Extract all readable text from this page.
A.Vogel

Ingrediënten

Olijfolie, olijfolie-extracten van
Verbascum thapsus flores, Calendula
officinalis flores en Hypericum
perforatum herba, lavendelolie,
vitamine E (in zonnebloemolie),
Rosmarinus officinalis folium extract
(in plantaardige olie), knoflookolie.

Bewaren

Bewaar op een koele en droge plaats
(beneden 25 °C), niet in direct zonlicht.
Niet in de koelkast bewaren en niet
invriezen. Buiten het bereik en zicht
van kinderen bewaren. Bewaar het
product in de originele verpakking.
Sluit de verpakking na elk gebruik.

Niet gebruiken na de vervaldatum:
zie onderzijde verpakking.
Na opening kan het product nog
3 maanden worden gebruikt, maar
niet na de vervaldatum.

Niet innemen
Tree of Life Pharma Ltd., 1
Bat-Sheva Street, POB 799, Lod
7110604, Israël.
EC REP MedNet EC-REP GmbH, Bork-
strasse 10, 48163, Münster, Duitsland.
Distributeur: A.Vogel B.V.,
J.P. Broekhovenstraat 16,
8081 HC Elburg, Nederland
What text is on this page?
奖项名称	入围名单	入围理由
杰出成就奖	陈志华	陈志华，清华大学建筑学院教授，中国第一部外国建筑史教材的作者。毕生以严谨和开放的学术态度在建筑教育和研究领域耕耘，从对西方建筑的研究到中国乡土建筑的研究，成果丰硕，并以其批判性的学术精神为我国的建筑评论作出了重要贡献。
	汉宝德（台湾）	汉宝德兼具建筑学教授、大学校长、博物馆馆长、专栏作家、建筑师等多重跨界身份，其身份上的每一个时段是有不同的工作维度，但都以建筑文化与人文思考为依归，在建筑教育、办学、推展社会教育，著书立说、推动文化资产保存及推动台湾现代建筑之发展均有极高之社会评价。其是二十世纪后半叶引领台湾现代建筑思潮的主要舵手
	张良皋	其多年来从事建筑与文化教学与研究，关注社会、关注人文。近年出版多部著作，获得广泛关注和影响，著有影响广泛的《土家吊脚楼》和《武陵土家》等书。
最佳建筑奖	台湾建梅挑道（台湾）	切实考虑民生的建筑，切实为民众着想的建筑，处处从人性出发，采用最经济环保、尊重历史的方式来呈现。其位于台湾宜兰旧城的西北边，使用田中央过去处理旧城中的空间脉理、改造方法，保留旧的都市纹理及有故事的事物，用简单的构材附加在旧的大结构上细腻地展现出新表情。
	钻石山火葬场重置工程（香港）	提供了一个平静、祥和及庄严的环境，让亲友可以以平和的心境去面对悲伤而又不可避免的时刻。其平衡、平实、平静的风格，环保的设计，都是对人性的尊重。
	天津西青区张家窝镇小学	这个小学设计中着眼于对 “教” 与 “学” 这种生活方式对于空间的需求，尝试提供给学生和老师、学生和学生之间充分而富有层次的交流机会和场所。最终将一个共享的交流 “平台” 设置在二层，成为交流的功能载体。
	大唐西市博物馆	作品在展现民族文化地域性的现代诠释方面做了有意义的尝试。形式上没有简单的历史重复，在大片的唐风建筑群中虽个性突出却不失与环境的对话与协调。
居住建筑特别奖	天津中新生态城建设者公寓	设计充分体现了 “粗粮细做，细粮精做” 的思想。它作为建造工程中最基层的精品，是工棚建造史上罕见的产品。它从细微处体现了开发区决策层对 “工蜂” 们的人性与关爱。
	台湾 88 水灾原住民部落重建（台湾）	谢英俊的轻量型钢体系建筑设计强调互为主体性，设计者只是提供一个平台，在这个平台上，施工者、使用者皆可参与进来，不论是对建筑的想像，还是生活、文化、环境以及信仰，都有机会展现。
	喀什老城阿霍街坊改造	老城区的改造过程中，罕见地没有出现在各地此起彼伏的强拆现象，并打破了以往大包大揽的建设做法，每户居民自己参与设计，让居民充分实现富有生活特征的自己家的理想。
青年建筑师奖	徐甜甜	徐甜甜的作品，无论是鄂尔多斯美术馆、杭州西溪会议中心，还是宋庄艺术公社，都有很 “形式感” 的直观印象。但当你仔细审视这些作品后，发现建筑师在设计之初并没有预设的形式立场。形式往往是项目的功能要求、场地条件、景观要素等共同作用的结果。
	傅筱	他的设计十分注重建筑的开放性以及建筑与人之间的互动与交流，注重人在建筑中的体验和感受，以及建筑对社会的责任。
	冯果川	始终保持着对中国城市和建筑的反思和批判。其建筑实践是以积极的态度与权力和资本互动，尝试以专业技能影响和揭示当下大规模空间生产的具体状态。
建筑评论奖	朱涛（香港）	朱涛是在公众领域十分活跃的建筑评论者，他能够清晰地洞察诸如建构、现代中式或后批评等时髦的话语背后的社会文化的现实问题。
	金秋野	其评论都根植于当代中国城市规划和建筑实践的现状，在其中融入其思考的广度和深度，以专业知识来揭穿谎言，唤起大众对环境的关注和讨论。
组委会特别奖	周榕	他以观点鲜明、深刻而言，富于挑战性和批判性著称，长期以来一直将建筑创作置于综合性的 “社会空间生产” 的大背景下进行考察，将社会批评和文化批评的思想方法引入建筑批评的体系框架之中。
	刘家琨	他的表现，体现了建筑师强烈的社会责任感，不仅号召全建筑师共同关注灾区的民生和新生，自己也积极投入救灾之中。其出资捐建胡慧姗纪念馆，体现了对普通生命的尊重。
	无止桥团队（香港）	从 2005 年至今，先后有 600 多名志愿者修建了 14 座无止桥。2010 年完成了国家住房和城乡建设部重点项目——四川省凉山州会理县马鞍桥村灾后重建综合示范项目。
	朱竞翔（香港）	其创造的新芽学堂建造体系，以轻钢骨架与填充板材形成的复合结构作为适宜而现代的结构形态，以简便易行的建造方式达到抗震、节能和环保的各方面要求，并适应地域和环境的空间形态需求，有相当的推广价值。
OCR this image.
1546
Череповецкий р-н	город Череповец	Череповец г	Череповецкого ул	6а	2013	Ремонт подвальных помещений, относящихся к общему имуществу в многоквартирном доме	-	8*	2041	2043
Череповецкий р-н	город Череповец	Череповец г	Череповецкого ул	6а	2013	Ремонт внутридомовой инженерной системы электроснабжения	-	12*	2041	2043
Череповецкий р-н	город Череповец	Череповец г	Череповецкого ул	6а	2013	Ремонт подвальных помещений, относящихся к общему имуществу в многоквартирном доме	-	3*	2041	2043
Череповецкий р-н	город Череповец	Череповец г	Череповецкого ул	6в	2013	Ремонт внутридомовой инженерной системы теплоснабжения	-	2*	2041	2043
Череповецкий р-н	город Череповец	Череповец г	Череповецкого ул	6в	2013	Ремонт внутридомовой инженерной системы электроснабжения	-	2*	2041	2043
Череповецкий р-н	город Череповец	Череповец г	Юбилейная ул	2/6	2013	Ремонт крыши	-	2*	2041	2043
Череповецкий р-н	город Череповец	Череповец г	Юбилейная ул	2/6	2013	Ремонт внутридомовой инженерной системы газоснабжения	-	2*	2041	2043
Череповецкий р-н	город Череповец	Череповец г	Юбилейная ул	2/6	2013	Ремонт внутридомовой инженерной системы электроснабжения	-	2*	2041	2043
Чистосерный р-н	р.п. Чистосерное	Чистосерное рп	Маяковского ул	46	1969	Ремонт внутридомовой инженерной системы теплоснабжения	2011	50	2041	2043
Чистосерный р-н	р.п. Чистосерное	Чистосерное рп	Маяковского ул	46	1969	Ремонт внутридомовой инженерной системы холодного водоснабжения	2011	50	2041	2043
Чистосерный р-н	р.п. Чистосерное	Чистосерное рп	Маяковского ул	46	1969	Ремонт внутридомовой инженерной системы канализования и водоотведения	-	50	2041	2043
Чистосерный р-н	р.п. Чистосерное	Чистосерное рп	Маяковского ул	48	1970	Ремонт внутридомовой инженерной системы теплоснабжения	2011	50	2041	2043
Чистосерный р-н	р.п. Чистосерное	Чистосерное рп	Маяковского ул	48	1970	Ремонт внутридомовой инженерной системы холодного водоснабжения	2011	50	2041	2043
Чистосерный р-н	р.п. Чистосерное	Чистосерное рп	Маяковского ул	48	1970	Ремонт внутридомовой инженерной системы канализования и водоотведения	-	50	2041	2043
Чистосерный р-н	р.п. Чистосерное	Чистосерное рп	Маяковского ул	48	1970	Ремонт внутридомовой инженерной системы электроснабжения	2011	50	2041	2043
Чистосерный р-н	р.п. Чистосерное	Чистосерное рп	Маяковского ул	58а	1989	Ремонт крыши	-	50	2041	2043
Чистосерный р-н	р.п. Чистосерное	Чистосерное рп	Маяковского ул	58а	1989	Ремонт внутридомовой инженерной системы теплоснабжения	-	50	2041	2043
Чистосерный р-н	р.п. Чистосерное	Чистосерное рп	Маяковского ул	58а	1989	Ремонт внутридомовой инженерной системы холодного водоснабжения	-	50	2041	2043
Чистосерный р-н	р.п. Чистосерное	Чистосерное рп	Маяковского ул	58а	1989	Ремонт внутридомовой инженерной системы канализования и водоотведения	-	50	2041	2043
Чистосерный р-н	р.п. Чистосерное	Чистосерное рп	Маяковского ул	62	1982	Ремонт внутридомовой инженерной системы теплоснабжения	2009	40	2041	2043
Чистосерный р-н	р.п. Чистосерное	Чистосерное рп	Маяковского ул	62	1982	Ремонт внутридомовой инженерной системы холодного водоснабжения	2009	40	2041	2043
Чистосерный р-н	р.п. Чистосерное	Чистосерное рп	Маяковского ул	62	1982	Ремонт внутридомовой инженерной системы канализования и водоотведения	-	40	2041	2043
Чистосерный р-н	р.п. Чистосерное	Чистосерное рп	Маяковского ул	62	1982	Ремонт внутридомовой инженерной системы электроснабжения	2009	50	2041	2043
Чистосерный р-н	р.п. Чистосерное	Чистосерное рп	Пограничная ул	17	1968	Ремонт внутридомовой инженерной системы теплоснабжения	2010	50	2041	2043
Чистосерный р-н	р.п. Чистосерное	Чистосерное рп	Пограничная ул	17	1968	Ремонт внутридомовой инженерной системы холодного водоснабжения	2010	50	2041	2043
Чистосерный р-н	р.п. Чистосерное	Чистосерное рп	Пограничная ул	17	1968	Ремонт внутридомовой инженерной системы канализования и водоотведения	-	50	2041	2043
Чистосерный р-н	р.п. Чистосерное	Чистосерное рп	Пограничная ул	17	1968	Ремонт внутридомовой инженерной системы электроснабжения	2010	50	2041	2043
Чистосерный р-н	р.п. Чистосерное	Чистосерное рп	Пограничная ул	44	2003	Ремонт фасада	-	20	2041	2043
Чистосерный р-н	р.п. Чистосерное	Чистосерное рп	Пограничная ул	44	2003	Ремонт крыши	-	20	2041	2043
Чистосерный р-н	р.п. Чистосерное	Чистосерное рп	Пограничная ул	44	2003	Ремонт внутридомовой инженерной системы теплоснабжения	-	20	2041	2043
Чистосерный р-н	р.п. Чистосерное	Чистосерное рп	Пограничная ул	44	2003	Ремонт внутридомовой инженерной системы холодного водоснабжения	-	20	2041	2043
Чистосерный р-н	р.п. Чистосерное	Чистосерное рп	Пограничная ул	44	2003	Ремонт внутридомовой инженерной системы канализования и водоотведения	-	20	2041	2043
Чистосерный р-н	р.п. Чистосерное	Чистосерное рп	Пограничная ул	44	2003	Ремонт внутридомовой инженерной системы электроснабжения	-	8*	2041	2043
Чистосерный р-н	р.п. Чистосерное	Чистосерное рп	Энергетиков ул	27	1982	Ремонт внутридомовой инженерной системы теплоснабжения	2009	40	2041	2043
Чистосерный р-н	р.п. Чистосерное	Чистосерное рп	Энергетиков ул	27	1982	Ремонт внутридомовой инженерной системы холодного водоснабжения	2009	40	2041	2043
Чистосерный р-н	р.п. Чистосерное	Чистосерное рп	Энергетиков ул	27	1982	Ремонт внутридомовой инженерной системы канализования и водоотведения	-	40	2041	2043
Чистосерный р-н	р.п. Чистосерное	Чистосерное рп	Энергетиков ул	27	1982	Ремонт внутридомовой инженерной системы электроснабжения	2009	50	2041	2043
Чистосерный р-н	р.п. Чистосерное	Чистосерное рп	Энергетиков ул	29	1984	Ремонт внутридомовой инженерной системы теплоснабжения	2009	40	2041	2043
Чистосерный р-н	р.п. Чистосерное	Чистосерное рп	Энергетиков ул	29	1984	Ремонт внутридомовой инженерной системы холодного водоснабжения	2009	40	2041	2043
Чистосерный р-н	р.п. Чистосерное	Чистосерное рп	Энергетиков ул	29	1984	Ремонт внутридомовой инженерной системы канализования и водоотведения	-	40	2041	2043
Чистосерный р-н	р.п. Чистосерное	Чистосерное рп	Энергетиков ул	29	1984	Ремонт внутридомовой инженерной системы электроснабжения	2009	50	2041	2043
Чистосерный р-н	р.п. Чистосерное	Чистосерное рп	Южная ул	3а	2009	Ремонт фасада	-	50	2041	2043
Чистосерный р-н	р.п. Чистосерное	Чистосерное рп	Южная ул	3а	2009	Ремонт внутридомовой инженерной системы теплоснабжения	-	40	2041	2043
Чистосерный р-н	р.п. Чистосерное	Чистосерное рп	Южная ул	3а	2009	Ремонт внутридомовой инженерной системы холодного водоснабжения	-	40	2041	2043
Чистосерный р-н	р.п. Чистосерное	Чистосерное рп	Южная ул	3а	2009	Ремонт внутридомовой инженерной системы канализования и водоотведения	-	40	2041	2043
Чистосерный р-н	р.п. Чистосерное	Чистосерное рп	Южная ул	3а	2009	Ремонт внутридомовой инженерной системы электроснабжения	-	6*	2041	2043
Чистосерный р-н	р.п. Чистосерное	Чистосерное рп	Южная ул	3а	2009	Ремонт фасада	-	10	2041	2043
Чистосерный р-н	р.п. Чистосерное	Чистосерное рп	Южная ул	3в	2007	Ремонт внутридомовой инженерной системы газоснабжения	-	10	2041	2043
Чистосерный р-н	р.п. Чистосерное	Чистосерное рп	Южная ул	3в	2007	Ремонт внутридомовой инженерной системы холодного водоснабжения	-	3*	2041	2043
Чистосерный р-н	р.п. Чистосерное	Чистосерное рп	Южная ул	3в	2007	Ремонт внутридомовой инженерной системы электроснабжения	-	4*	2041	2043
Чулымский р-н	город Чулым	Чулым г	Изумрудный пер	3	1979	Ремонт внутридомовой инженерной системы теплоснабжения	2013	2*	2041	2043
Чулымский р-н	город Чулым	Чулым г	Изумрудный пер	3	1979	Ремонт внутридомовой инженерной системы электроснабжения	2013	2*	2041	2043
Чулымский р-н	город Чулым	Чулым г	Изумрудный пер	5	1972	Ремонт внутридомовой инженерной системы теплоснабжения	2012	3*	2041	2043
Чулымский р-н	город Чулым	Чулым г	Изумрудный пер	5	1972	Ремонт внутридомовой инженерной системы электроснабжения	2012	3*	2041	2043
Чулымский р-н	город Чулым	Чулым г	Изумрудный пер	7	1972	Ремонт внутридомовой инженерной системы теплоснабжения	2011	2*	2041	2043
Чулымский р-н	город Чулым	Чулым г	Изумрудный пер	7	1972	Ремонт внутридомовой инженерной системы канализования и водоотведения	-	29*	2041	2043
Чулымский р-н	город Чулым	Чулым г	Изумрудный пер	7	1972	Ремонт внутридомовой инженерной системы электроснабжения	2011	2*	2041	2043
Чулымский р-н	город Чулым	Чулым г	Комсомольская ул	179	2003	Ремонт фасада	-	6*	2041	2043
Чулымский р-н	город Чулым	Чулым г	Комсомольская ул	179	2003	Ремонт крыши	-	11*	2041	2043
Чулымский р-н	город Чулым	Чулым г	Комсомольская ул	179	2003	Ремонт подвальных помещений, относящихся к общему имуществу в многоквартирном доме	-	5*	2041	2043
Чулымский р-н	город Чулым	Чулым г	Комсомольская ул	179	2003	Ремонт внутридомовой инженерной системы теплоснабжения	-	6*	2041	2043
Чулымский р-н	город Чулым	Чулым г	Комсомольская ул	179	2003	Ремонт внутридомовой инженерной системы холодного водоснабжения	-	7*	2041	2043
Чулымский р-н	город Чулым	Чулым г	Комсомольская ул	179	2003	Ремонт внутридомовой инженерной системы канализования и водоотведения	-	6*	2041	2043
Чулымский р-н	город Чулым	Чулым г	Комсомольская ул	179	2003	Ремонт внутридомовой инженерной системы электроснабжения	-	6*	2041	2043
■ ■ ■ ■ ■
SHORT EXERCISE.
Search the data above for the word "подвальных", then gather each line in which it appears.

REPLY TO THE TASK.
Череповецкий р-н	город Череповец	Череповец г	Череповецкого ул	6а	2013	Ремонт подвальных помещений, относящихся к общему имуществу в многоквартирном доме	-	8*	2041	2043
Череповецкий р-н	город Череповец	Череповец г	Череповецкого ул	6а	2013	Ремонт подвальных помещений, относящихся к общему имуществу в многоквартирном доме	-	3*	2041	2043
Чулымский р-н	город Чулым	Чулым г	Комсомольская ул	179	2003	Ремонт подвальных помещений, относящихся к общему имуществу в многоквартирном доме	-	5*	2041	2043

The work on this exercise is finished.